"""
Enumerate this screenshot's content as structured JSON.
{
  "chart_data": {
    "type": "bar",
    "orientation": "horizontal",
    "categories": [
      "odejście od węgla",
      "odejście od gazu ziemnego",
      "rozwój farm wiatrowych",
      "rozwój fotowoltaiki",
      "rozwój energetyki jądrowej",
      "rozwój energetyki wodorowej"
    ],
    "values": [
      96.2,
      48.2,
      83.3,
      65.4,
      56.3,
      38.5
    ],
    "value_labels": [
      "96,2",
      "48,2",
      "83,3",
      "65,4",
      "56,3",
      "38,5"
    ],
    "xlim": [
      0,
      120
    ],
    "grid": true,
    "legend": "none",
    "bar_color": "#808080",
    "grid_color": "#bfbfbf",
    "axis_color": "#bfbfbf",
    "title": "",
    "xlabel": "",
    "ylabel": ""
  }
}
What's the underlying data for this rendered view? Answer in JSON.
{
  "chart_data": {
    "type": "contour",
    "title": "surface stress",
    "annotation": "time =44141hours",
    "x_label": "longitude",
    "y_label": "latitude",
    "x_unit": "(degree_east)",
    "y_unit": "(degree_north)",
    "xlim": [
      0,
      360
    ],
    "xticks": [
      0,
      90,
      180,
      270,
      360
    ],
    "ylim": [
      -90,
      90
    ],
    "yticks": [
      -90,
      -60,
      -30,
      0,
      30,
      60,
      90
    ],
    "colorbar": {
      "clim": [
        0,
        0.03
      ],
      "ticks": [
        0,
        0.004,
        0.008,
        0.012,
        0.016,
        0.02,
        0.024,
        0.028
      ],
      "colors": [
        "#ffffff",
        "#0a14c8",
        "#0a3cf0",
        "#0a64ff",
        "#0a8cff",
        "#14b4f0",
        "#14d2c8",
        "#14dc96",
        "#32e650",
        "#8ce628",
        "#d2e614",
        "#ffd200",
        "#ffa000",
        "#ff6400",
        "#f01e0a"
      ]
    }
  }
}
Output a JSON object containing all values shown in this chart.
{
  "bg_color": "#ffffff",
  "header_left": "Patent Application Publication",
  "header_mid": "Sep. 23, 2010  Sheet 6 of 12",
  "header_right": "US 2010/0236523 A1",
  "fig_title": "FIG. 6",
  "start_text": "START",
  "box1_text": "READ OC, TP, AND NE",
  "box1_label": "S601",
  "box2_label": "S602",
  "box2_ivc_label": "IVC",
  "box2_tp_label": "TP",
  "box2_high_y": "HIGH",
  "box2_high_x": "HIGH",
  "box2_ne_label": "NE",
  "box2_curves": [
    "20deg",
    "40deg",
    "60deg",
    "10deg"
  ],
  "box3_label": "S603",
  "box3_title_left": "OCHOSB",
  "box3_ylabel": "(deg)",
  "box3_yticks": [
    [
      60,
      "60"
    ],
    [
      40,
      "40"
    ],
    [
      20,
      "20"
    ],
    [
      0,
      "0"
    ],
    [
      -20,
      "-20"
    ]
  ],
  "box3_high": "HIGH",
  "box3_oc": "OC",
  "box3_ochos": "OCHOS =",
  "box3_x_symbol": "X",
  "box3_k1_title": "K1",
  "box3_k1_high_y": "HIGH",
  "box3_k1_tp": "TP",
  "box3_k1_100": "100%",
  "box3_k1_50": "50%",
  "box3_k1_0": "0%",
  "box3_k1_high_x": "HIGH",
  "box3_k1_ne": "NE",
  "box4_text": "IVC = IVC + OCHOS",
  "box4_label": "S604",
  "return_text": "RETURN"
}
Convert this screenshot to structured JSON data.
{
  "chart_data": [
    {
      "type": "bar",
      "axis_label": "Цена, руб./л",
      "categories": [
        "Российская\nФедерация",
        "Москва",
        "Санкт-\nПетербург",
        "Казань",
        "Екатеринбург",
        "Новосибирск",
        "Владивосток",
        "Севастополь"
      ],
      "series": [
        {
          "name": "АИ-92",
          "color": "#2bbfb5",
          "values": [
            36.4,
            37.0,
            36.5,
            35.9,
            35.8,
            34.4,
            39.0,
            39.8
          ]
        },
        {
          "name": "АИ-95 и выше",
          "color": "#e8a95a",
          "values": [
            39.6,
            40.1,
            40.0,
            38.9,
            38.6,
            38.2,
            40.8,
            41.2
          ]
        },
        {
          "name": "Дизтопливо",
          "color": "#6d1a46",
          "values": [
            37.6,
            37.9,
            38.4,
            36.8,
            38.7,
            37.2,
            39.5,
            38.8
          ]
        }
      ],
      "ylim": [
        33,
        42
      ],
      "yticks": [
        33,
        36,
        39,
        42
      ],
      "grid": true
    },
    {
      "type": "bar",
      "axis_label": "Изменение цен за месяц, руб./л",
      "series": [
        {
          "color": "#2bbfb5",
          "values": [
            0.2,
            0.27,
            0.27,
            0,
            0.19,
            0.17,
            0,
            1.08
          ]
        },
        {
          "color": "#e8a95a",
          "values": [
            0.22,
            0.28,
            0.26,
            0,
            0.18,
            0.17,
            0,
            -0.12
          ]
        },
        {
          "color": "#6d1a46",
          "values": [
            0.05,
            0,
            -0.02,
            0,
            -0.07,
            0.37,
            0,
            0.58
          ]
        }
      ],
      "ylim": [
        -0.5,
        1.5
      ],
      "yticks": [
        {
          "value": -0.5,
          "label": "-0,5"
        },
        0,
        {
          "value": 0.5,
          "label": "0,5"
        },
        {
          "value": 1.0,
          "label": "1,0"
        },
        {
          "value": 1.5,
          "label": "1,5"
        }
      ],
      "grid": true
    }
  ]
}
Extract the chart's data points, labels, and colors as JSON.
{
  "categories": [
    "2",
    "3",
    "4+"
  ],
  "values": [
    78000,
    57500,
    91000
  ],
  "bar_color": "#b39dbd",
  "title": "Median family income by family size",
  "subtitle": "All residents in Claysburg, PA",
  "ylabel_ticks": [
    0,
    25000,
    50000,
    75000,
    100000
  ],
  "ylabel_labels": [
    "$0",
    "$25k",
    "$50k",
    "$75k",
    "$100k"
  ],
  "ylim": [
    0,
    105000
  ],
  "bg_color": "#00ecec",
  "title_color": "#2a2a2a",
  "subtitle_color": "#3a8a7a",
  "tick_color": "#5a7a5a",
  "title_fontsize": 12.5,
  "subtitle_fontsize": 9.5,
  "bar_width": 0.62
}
"""
_REQUIREMENTS:_ Your reply is one number: how many lines of the records above contain the word "type".

_RESPONSE:_ 4